- _What to work on_
Go through the records and copy each line where the word "Primärvården" occurs.

- _Data for processing_

▼

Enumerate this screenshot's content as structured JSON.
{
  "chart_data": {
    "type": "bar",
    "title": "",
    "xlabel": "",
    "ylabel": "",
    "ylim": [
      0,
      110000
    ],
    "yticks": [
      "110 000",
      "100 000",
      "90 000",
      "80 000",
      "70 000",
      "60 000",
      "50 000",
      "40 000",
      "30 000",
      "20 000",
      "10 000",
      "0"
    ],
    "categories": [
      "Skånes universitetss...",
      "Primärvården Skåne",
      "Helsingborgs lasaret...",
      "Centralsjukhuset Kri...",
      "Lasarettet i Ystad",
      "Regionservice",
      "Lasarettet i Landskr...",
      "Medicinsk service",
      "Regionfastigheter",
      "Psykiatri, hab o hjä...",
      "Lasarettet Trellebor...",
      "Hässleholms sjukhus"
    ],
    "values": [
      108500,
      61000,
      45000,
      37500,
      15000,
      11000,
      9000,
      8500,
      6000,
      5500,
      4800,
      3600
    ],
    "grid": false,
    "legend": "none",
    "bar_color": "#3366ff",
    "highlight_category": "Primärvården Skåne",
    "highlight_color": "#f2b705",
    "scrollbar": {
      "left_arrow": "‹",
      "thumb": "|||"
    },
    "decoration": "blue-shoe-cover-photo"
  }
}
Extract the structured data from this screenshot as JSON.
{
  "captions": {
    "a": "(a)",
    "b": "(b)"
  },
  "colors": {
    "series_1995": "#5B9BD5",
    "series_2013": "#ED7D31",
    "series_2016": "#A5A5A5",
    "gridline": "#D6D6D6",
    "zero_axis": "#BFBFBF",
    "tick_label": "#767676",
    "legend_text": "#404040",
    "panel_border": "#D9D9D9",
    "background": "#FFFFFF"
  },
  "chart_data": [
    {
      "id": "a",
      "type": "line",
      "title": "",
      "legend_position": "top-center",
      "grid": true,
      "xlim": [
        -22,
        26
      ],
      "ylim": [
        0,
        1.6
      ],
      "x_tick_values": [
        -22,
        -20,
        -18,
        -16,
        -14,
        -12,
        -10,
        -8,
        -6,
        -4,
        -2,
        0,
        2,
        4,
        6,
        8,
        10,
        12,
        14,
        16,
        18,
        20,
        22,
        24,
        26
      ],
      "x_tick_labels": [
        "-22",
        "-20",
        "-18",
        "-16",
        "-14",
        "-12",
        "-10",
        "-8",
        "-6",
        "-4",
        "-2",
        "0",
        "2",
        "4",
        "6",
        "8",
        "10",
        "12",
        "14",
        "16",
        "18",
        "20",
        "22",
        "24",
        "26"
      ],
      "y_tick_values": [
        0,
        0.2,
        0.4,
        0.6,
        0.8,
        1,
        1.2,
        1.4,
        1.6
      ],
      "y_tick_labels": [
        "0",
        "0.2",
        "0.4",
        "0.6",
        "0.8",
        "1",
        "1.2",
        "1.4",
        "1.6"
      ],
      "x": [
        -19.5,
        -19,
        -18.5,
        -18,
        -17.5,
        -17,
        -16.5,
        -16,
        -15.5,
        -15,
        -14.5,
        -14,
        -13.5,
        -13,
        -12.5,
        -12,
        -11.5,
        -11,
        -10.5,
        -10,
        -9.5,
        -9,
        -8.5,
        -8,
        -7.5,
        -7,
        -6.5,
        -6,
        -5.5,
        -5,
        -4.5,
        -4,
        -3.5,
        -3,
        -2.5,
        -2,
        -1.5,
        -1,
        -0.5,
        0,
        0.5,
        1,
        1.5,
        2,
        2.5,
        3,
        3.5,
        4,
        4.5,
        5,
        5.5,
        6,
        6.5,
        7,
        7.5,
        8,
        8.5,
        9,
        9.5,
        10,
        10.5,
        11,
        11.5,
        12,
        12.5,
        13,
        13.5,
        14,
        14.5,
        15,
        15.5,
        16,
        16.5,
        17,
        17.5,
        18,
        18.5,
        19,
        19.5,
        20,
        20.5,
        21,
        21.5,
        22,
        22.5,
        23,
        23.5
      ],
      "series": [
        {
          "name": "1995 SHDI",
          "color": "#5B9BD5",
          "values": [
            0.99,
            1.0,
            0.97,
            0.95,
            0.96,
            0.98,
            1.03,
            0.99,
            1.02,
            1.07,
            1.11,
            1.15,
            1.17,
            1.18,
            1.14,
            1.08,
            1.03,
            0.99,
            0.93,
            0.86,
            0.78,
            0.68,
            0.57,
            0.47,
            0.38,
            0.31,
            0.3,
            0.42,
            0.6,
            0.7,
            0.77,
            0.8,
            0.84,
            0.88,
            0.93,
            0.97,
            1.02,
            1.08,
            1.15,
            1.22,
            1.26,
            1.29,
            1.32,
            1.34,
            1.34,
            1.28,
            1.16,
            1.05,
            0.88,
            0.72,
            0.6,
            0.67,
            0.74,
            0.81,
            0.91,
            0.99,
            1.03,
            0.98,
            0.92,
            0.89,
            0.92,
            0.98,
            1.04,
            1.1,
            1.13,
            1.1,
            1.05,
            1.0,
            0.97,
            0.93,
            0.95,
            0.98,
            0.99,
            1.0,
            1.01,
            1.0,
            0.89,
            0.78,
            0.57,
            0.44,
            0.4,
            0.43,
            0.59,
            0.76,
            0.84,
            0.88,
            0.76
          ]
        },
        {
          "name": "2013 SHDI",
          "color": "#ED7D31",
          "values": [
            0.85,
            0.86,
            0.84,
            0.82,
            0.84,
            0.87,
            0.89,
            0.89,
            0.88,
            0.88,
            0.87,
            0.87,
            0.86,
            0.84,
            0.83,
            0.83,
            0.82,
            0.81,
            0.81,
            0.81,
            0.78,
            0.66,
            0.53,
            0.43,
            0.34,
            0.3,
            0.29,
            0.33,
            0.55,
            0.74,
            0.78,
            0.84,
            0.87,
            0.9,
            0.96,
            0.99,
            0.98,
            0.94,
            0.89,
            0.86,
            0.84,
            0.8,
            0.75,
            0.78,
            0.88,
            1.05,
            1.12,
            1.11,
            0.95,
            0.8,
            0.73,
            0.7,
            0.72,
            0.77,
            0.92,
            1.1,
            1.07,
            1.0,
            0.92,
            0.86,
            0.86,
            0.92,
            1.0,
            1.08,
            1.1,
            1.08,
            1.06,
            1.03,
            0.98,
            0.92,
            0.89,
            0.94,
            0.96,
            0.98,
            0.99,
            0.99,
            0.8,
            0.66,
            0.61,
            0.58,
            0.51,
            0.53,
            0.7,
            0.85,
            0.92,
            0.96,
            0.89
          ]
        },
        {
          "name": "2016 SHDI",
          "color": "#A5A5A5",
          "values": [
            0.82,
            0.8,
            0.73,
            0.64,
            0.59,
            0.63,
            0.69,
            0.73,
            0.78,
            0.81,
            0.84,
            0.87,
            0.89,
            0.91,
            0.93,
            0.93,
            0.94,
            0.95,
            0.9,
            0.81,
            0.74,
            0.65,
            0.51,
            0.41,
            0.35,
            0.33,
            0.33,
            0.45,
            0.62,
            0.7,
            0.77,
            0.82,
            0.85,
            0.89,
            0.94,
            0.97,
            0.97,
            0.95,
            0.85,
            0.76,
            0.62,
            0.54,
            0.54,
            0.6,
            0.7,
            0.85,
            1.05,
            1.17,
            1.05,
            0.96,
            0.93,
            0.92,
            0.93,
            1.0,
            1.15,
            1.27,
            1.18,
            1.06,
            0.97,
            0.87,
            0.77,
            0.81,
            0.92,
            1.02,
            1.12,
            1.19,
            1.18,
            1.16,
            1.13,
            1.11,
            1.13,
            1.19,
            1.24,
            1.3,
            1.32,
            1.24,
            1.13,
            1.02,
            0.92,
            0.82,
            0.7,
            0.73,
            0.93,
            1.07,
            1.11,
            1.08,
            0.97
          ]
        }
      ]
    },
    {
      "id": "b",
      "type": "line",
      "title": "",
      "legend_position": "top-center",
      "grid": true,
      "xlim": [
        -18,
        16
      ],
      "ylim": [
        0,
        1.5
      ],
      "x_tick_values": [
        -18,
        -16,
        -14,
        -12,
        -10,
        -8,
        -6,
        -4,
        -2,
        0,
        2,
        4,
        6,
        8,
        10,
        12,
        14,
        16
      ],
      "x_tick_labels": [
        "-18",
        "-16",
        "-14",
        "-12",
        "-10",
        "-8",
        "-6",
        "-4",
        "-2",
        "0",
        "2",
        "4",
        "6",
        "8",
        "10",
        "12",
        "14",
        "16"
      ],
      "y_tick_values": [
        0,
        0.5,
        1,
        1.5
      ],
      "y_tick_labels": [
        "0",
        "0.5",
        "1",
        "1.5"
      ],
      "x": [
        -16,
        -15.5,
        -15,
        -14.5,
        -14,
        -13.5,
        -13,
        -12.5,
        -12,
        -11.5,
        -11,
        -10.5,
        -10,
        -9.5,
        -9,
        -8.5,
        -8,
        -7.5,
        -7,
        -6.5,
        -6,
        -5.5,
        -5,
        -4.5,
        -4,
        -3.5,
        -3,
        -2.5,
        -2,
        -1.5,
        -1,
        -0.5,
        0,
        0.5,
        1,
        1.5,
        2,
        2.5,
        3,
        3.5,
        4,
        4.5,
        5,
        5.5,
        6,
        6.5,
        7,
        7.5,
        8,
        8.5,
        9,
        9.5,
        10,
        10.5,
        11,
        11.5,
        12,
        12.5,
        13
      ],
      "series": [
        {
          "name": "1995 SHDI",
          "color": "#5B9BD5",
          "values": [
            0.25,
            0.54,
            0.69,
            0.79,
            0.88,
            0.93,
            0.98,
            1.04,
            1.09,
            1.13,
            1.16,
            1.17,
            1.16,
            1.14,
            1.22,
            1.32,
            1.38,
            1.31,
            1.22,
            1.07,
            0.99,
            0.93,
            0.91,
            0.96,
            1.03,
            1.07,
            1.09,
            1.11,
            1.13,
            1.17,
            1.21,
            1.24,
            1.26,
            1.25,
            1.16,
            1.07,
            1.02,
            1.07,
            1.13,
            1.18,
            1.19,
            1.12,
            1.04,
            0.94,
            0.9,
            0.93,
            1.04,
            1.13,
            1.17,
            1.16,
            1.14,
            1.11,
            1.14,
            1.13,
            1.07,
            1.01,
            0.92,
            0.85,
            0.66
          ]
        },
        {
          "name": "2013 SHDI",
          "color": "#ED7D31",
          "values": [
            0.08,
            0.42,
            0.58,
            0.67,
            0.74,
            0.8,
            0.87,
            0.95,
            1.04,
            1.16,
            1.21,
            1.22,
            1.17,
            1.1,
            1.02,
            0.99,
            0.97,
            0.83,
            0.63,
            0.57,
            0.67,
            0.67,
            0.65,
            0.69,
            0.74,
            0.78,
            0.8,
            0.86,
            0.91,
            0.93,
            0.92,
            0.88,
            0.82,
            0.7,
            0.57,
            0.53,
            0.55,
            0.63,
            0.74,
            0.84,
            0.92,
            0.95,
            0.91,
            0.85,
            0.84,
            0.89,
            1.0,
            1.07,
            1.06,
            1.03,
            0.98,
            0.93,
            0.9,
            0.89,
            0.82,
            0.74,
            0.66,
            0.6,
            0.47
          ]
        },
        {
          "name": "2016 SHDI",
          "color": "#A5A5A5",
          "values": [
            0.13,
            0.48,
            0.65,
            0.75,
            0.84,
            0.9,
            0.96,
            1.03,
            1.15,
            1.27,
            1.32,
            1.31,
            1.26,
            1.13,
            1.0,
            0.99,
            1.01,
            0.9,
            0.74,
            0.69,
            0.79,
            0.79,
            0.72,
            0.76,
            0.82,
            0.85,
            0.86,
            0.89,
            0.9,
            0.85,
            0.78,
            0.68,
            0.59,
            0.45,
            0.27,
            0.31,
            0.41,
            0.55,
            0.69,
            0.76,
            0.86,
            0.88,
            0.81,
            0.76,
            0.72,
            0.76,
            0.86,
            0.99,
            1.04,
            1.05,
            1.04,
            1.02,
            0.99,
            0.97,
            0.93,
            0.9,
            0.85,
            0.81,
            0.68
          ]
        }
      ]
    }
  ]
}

▲

- _Expected output_
      "Primärvården Skåne",
    "highlight_category": "Primärvården Skåne",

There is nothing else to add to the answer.